Start Text

From: Eric Sandeen <sandeen@sandeen.net>
To: Dave Chinner <david@fromorbit.com>, xfs@oss.sgi.com
Subject: Re: [PATCH 2/2] repair: don't grind CPUs with large extent lists
Date: Thu, 08 May 2014 22:01:37 -0500 [thread overview]
Message-ID: <536C4511.3050201@sandeen.net> (raw)
In-Reply-To: <1399598222-4349-3-git-send-email-david@fromorbit.com>
On 5/8/14, 8:17 PM, Dave Chinner wrote:
> From: Dave Chinner <dchinner@redhat.com>
>
> When repairing a large filesystem with fragemented files, xfs_repair
> can grind to a halt burning multiple CPUs in blkmap_set_ext().
> blkmap_set_ext() inserts extents into the blockmap for the inode
> fork and it keeps them in order, even if the inserts are not done in
> order.
>
> The ordered insert is highly inefficient - it starts at the first
> extent, and simple walks the array to find the insertion point. i.e.
> it is an O(n) operation. When we have a fragemented file with a
> large number of extents, the cost of the entire mapping operation
> is rather costly.
>
> The thing is, we are doing the insertion from an *ordered btree
> scan* which is inserting the extents in ascending offset order.
> IOWs, we are always inserting the extent at the end of the array
> after searching the entire array. i.e. the mapping operation cost is
> O(N^2).
>
> Fix this simply by reversing the order of the insert slot search.
> Start at the end of the blockmap array when we do almost all
> insertions, which brings the overhead of each insertion down to O(1)
> complexity. This, in turn, results in the overall map building
> operation being reduced to an O(N) operation, and so performance
> degrades linearly with increasing extent counts rather than
> exponentially.
>
> The result is that the test filesystem (27TB, 30M inodes, at ENOSPC)
> takes 5m10s to *fully repair* on my test system, rather that getting
> 15 (of 60) AGs into phase three and sitting there burning 3-4 CPUs
> making no progress for over half an hour.
Did the blkmap_grow() changes sneak in here accidentally?
> Signed-off-by: Dave Chinner <dchinner@redhat.com>
> ---
> repair/bmap.c | 36 ++++++++++++++++++++++++++++--------
> 1 file changed, 28 insertions(+), 8 deletions(-)

End Text

Directives
1/ Rewrite the patch reply from the words "From: Eric Sandeen" through the words "Message-ID: <536C4511.3050201@sandeen.net> (raw)", changing "CPUs" to "processors".
2/ Transcribe the entries from the line containing "pause-icon [182,451,208,487]" through the line containing "listing-summary: 0 directories".

Start Records for processing

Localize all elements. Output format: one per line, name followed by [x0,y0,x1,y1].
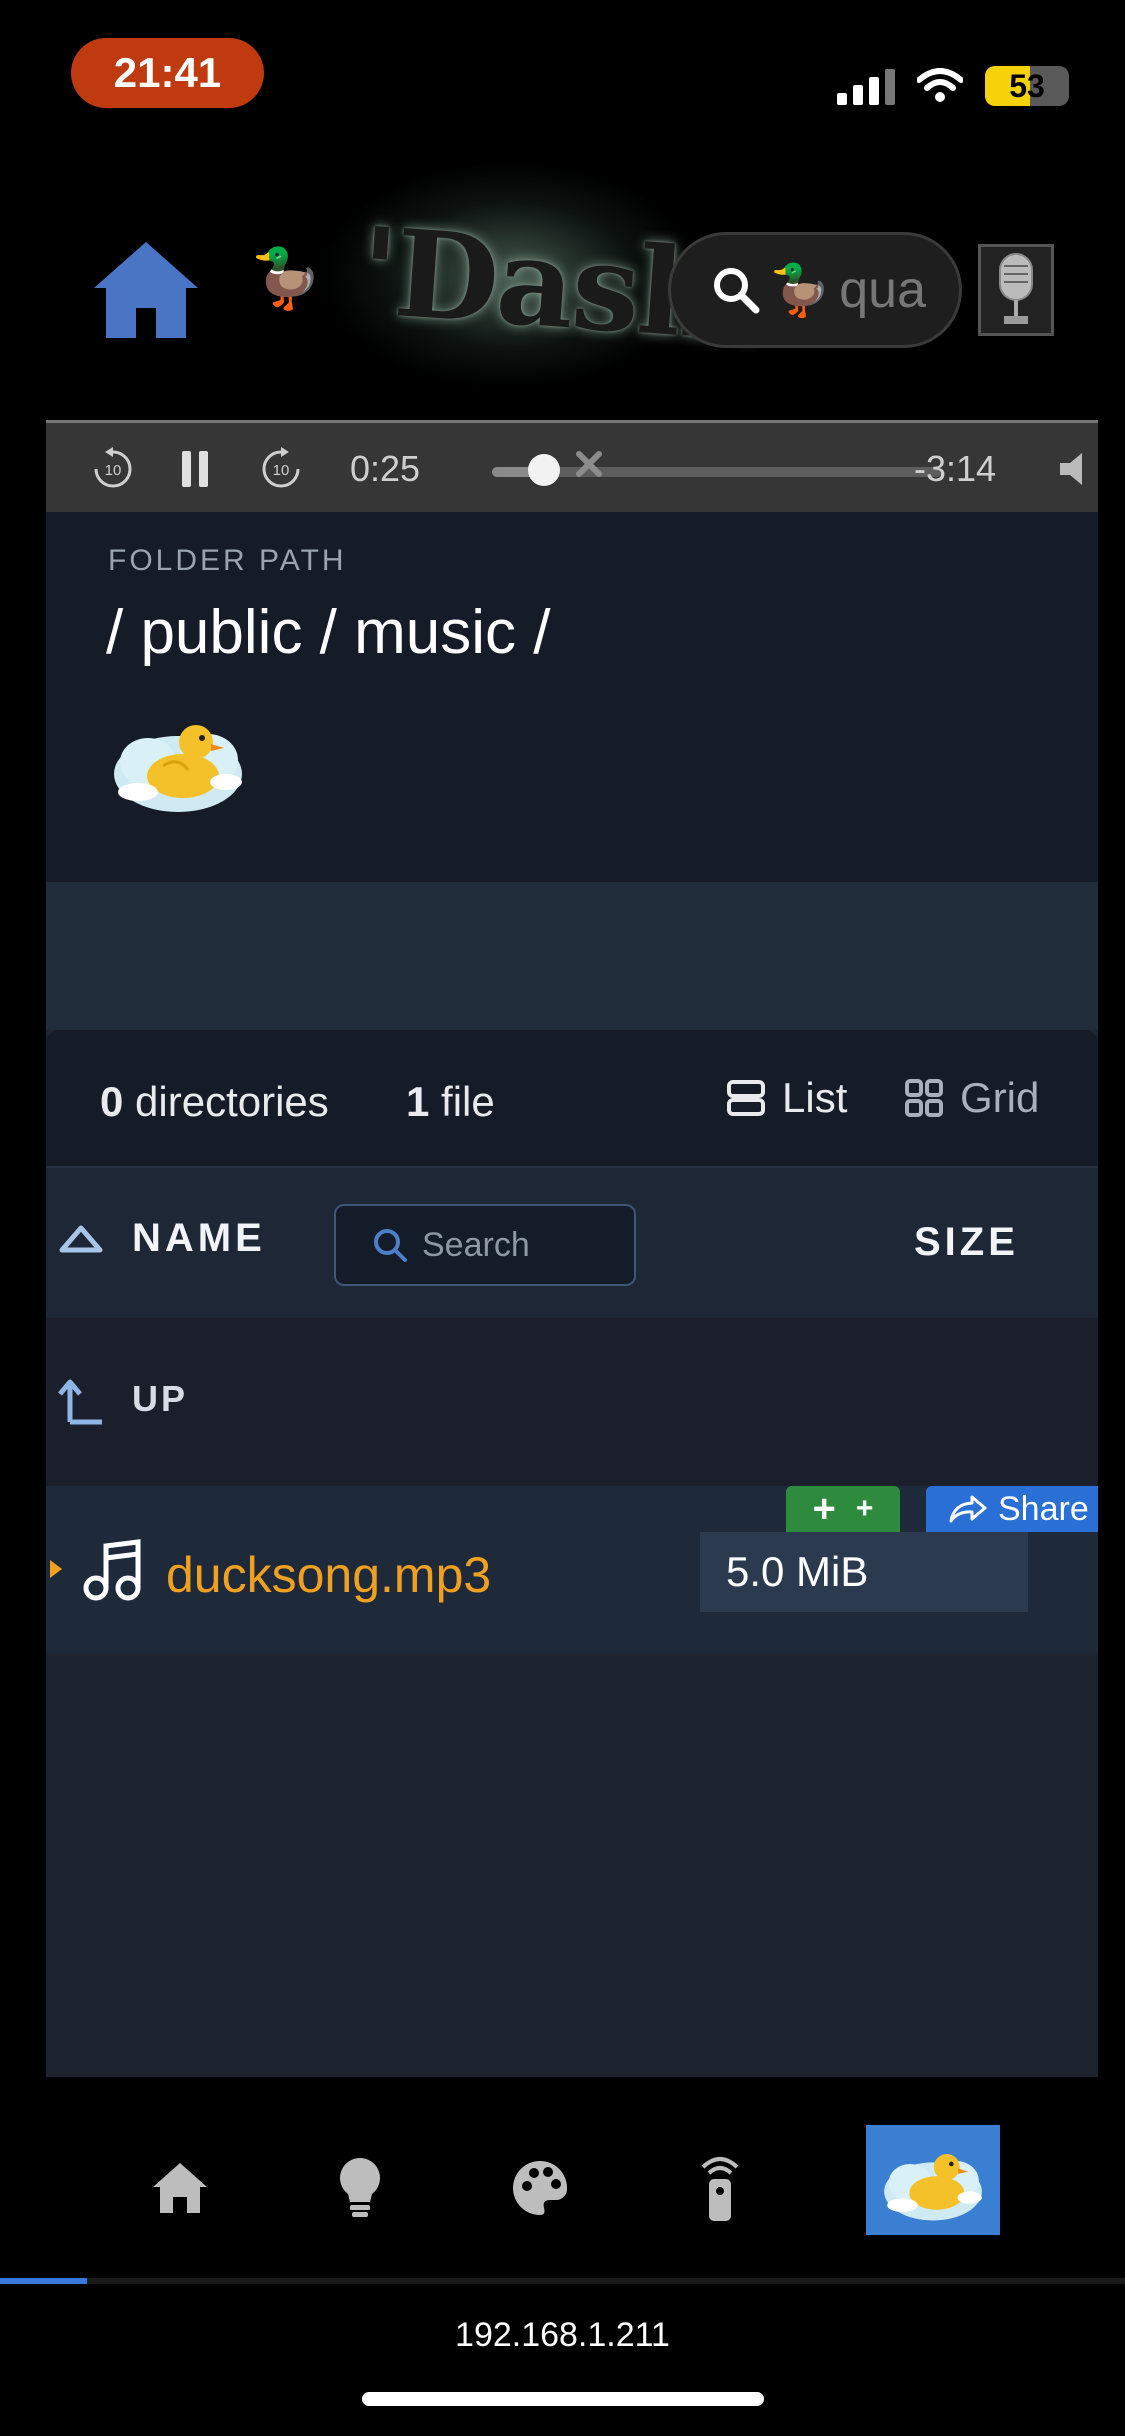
pause-icon [182,451,208,487]
list-icon [727,1080,765,1116]
seek-thumb[interactable] [527,454,560,486]
duck-icon[interactable]: 🦆 [250,250,322,308]
file-name[interactable]: ducksong.mp3 [166,1546,491,1604]
forward-10-label: 10 [273,462,290,479]
search-icon [374,1229,407,1262]
replay-10-icon: 10 [94,447,132,488]
file-count-value: 1 [406,1078,430,1125]
status-icons: 53 [837,66,1069,106]
page-load-progress-fill [0,2278,87,2284]
home-icon[interactable] [90,238,202,342]
grid-icon [905,1079,943,1117]
pause-button[interactable] [180,423,210,515]
duck-cloud-icon [884,2154,982,2221]
search-icon [714,268,760,314]
directory-count-label: directories [135,1078,329,1125]
header-search-input[interactable]: qua [839,260,926,320]
replay-10-label: 10 [105,462,122,479]
bottom-nav [0,2080,1125,2280]
folder-header: FOLDER PATH / public / music / [46,512,1098,882]
file-list-card: 0 directories 1 file List Grid NAME Sear… [46,1030,1098,2077]
home-indicator[interactable] [362,2392,764,2406]
listing-summary: 0 directories 1 file List Grid [46,1030,1098,1168]
audio-player: 10 10 0:25 -3:14 [46,420,1098,512]
share-button[interactable]: Share [926,1486,1098,1532]
share-label: Share [998,1489,1089,1528]
view-list-button[interactable]: List [726,1074,847,1122]
music-note-icon [83,1539,141,1601]
file-count: 1 file [406,1078,495,1126]
lightbulb-icon [340,2158,380,2217]
duck-cloud-icon [114,725,242,812]
battery-indicator: 53 [985,66,1069,106]
column-header: NAME SIZE [46,1168,1098,1318]
folder-path[interactable]: / public / music / [106,597,550,668]
directory-count-value: 0 [100,1078,124,1125]
sort-asc-icon[interactable] [58,1224,104,1254]
view-grid-button[interactable]: Grid [904,1074,1039,1122]
folder-path-label: FOLDER PATH [108,544,347,577]
filter-search-box[interactable] [334,1204,636,1286]
cellular-signal-icon [837,67,895,105]
home-icon [153,2163,207,2213]
volume-icon [1060,453,1082,485]
up-arrow-icon [58,1379,102,1425]
voice-search-button[interactable] [978,244,1054,336]
nav-home-button[interactable] [130,2138,230,2238]
nav-remote-button[interactable] [670,2138,770,2238]
replay-10-button[interactable]: 10 [90,423,136,515]
add-to-playlist-button[interactable]: + + [786,1486,900,1532]
file-browser: FOLDER PATH / public / music / 0 directo… [46,512,1098,2077]
add-label: + [812,1486,836,1531]
status-time: 21:41 [71,38,264,108]
address-bar-url[interactable]: 192.168.1.211 [0,2316,1125,2355]
duck-icon: 🦆 [769,261,832,318]
header-search[interactable]: 🦆 qua [668,232,962,348]
file-row[interactable]: ducksong.mp3 + + Share 5.0 MiB [46,1486,1098,1654]
microphone-icon [999,253,1033,324]
remaining-time: -3:14 [914,448,997,489]
filter-search-input[interactable] [422,1225,612,1265]
file-size: 5.0 MiB [700,1532,1028,1612]
forward-10-button[interactable]: 10 [258,423,304,515]
name-column-header[interactable]: NAME [132,1216,266,1261]
page-load-progress [0,2278,1125,2284]
palette-icon [513,2161,568,2215]
up-label: UP [132,1378,189,1419]
share-icon [949,1495,987,1523]
nav-lights-button[interactable] [310,2138,410,2238]
forward-10-icon: 10 [262,447,300,488]
wifi-icon [917,68,963,102]
size-column-header[interactable]: SIZE [914,1220,1019,1265]
file-count-label: file [441,1078,495,1125]
view-list-label: List [782,1074,848,1121]
view-grid-label: Grid [960,1074,1040,1121]
directory-count: 0 directories [100,1078,329,1126]
elapsed-time: 0:25 [350,448,421,489]
battery-level: 53 [1009,67,1045,104]
play-indicator-icon [50,1560,62,1578]
nav-duck-button[interactable] [866,2125,1000,2235]
nav-themes-button[interactable] [490,2138,590,2238]
close-icon[interactable] [574,449,604,479]
parent-directory-row[interactable]: UP [46,1318,1098,1486]
volume-button[interactable] [1058,423,1098,515]
spacer-band [46,882,1098,1030]
add-label-secondary: + [855,1492,874,1525]
remote-icon [701,2157,739,2221]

End Records for processing

Responses to the exercise
1/
From: Eric Sandeen <sandeen@sandeen.net>
To: Dave Chinner <david@fromorbit.com>, xfs@oss.sgi.com
Subject: Re: [PATCH 2/2] repair: don't grind processors with large extent lists
Date: Thu, 08 May 2014 22:01:37 -0500 [thread overview]
Message-ID: <536C4511.3050201@sandeen.net> (raw)

2/
pause-icon [182,451,208,487]
list-icon [727,1080,765,1116]
seek-thumb[interactable] [527,454,560,486]
duck-icon[interactable]: 🦆 [250,250,322,308]
file-name[interactable]: ducksong.mp3 [166,1546,491,1604]
forward-10-label: 10 [273,462,290,479]
search-icon [374,1229,407,1262]
replay-10-icon: 10 [94,447,132,488]
file-count-value: 1 [406,1078,430,1125]
status-icons: 53 [837,66,1069,106]
page-load-progress-fill [0,2278,87,2284]
home-icon[interactable] [90,238,202,342]
grid-icon [905,1079,943,1117]
pause-button[interactable] [180,423,210,515]
duck-cloud-icon [884,2154,982,2221]
search-icon [714,268,760,314]
directory-count-label: directories [135,1078,329,1125]
header-search-input[interactable]: qua [839,260,926,320]
replay-10-label: 10 [105,462,122,479]
bottom-nav [0,2080,1125,2280]
folder-header: FOLDER PATH / public / music / [46,512,1098,882]
file-list-card: 0 directories 1 file List Grid NAME Sear… [46,1030,1098,2077]
home-indicator[interactable] [362,2392,764,2406]
listing-summary: 0 directories 1 file List Grid [46,1030,1098,1168]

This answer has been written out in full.